The ataxia telangiectasia mutated (ATM) gene is a moderate-risk breast cancer susceptibility gene; germline loss-of-function variants are found in up to 3% of hereditary breast and ovarian cancer ...(HBOC) families who undergo genetic testing. So far, no clear histopathological and molecular features of breast tumours occurring in ATM deleterious variant carriers have been described, but identification of an ATM-associated tumour signature may help in patient management.
To characterise hallmarks of ATM-associated tumours, we performed systematic pathology review of tumours from 21 participants from ataxia-telangiectasia families and 18 participants from HBOC families, as well as copy number profiling on a subset of 23 tumours. Morphology of ATM-associated tumours was compared with that of 599 patients with no BRCA1 and BRCA2 mutations from a hospital-based series, as well as with data from The Cancer Genome Atlas. Absolute copy number and loss of heterozygosity (LOH) profiles were obtained from the OncoScan SNP array. In addition, we performed whole-genome sequencing on four tumours from ATM loss-of-function variant carriers with available frozen material.

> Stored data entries
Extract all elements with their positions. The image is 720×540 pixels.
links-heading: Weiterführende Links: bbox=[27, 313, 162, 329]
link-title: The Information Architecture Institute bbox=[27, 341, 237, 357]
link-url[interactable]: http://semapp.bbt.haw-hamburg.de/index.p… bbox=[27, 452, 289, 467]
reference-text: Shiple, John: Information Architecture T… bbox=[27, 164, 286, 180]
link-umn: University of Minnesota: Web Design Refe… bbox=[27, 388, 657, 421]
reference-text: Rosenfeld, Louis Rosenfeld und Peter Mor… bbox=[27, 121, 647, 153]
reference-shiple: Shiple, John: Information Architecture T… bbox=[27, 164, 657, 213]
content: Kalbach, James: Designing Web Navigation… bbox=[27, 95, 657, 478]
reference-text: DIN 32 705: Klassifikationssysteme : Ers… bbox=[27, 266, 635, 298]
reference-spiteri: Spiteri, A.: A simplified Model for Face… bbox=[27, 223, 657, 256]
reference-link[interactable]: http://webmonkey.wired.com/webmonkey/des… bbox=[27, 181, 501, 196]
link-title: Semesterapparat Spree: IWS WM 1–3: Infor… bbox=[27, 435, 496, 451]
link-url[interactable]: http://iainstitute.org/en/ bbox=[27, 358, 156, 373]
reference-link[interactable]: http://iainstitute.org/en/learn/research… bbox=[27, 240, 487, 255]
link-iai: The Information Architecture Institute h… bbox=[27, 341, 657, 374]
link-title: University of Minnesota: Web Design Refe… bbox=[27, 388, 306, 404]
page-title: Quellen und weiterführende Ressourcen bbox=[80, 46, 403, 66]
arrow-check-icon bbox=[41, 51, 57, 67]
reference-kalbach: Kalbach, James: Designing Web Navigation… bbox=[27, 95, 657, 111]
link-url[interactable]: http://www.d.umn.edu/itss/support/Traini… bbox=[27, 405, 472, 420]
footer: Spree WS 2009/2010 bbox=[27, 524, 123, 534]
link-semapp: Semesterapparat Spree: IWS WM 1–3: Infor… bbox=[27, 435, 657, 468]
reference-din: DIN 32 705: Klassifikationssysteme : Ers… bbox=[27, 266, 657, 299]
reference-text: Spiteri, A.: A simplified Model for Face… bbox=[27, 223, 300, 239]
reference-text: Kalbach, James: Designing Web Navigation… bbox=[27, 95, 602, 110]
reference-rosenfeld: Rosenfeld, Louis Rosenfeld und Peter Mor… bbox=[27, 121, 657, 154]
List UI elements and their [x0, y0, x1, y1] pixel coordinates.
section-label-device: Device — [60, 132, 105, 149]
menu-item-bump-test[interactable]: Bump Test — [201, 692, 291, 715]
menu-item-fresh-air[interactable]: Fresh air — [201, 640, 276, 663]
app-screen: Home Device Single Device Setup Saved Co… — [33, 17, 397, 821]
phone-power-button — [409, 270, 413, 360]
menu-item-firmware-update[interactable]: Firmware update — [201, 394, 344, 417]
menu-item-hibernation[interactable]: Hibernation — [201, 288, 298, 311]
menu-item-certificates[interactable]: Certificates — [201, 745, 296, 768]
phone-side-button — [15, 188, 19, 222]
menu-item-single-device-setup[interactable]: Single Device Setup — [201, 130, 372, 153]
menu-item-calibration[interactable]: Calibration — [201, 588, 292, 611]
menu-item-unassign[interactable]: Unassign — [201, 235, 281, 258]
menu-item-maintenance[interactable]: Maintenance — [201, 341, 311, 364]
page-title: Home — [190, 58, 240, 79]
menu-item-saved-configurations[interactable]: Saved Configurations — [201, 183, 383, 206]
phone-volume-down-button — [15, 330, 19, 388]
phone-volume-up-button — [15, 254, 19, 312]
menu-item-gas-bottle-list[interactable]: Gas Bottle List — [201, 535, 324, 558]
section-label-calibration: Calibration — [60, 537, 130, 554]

> ACTIVITIES
a: Quote the ATM breast tumor passage from "To characterise hallmarks" up to and including "available frozen material.".
b: Write what comes next in the ATM breast tumor passage, starting right after its final sentence.
The data has no connection to the ATM breast tumor passage.

> WRITTEN ANSWERS
a:
To characterise hallmarks of ATM-associated tumours, we performed systematic pathology review of tumours from 21 participants from ataxia-telangiectasia families and 18 participants from HBOC families, as well as copy number profiling on a subset of 23 tumours. Morphology of ATM-associated tumours was compared with that of 599 patients with no BRCA1 and BRCA2 mutations from a hospital-based series, as well as with data from The Cancer Genome Atlas. Absolute copy number and loss of heterozygosity (LOH) profiles were obtained from the OncoScan SNP array. In addition, we performed whole-genome sequencing on four tumours from ATM loss-of-function variant carriers with available frozen material.

b:
We found that ATM-associated tumours belong mostly to the luminal B subtype, are tetraploid and show LOH at the ATM locus at 11q22-23. Unlike tumours in which BRCA1 or BRCA2 is inactivated, tumours arising in ATM deleterious variant carriers are not associated with increased large-scale genomic instability as measured by the large-scale state transitions signature. Losses at 13q14.11-q14.3, 17p13.2-p12, 21p11.2-p11.1 and 22q11.23 were observed. Somatic alterations at these loci may therefore represent biomarkers for ATM testing and harbour driver mutations in potentially 'druggable' genes that would allow patients to be directed towards tailored therapeutic strategies.
Although ATM is involved in the DNA damage response, ATM-associated tumours are distinct from BRCA1-associated tumours in terms of morphological characteristics and genomic alterations, and they are also distinguishable from sporadic breast tumours, thus opening up the possibility to identify ATM variant carriers outside the ataxia-telangiectasia disorder and direct them towards effective cancer risk management and therapeutic strategies.